Written request: Check every line below for the word "name" and show those that hold it.

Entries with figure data
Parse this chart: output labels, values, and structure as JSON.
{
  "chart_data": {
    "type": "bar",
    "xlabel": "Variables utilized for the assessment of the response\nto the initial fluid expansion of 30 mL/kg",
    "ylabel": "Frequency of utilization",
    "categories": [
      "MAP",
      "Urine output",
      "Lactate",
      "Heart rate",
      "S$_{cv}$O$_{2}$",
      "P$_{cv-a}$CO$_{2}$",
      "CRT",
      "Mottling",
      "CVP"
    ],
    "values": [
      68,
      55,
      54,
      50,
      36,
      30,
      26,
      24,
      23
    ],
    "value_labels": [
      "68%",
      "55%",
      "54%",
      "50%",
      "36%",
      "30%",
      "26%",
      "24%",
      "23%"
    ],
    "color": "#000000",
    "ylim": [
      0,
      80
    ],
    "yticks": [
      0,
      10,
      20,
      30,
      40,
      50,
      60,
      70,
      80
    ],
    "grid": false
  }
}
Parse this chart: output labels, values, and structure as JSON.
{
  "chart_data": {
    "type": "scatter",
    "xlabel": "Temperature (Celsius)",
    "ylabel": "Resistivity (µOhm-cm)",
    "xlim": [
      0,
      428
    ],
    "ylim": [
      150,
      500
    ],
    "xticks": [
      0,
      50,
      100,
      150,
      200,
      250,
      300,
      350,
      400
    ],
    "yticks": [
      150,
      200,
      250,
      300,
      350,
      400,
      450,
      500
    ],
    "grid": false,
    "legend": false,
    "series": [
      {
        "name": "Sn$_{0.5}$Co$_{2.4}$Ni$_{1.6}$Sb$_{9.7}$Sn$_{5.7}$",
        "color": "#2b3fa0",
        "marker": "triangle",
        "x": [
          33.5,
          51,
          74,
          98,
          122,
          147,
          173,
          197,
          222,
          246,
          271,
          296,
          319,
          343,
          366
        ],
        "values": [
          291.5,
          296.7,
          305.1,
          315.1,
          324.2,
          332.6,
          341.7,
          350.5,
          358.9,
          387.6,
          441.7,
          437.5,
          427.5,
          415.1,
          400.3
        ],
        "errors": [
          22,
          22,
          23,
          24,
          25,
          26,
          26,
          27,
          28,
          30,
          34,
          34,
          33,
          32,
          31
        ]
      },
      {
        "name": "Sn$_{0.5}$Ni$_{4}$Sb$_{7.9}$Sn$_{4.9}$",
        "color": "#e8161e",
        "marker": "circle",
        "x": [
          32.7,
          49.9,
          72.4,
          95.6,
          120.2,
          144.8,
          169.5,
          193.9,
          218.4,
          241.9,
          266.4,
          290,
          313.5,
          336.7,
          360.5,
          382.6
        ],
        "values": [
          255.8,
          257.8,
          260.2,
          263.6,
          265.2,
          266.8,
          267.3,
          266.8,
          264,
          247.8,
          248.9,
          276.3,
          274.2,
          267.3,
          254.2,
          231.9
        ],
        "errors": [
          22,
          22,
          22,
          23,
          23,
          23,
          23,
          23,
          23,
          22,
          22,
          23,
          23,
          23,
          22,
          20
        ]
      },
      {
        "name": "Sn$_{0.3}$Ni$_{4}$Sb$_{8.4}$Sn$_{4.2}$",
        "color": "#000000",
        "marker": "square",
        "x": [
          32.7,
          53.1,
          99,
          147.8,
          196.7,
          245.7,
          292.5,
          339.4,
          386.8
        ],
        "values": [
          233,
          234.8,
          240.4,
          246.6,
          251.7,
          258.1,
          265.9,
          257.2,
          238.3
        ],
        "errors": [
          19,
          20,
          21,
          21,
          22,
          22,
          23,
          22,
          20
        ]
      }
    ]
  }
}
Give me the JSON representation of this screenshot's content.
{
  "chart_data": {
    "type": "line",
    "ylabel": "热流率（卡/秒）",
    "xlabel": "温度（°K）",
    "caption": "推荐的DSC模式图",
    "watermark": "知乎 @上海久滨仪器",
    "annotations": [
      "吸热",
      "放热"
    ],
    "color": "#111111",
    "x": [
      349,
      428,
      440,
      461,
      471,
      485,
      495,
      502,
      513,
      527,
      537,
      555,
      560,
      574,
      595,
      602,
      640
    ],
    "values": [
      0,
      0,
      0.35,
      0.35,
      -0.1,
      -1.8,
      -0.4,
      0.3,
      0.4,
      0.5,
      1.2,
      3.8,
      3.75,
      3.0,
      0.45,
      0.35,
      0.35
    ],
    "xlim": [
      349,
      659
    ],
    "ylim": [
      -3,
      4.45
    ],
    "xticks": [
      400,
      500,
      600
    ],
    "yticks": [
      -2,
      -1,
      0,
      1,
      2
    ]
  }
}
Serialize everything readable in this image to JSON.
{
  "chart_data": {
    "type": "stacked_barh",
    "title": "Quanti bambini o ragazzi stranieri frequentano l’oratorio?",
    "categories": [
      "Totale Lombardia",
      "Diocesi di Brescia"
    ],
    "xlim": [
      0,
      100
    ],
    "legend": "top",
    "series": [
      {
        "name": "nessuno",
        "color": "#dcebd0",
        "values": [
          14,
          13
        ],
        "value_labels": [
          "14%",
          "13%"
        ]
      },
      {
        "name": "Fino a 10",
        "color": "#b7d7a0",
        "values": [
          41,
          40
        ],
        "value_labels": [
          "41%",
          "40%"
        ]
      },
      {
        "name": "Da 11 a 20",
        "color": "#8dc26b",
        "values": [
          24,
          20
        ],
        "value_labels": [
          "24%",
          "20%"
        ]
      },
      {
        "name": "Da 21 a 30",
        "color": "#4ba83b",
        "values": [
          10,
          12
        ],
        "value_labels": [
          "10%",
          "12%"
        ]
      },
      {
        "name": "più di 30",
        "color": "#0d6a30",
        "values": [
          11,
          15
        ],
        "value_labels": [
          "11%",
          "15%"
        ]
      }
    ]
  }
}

Output for this task:
        "name": "Sn$_{0.5}$Co$_{2.4}$Ni$_{1.6}$Sb$_{9.7}$Sn$_{5.7}$",
        "name": "Sn$_{0.5}$Ni$_{4}$Sb$_{7.9}$Sn$_{4.9}$",
        "name": "Sn$_{0.3}$Ni$_{4}$Sb$_{8.4}$Sn$_{4.2}$",
        "name": "nessuno",
        "name": "Fino a 10",
        "name": "Da 11 a 20",
        "name": "Da 21 a 30",
        "name": "più di 30",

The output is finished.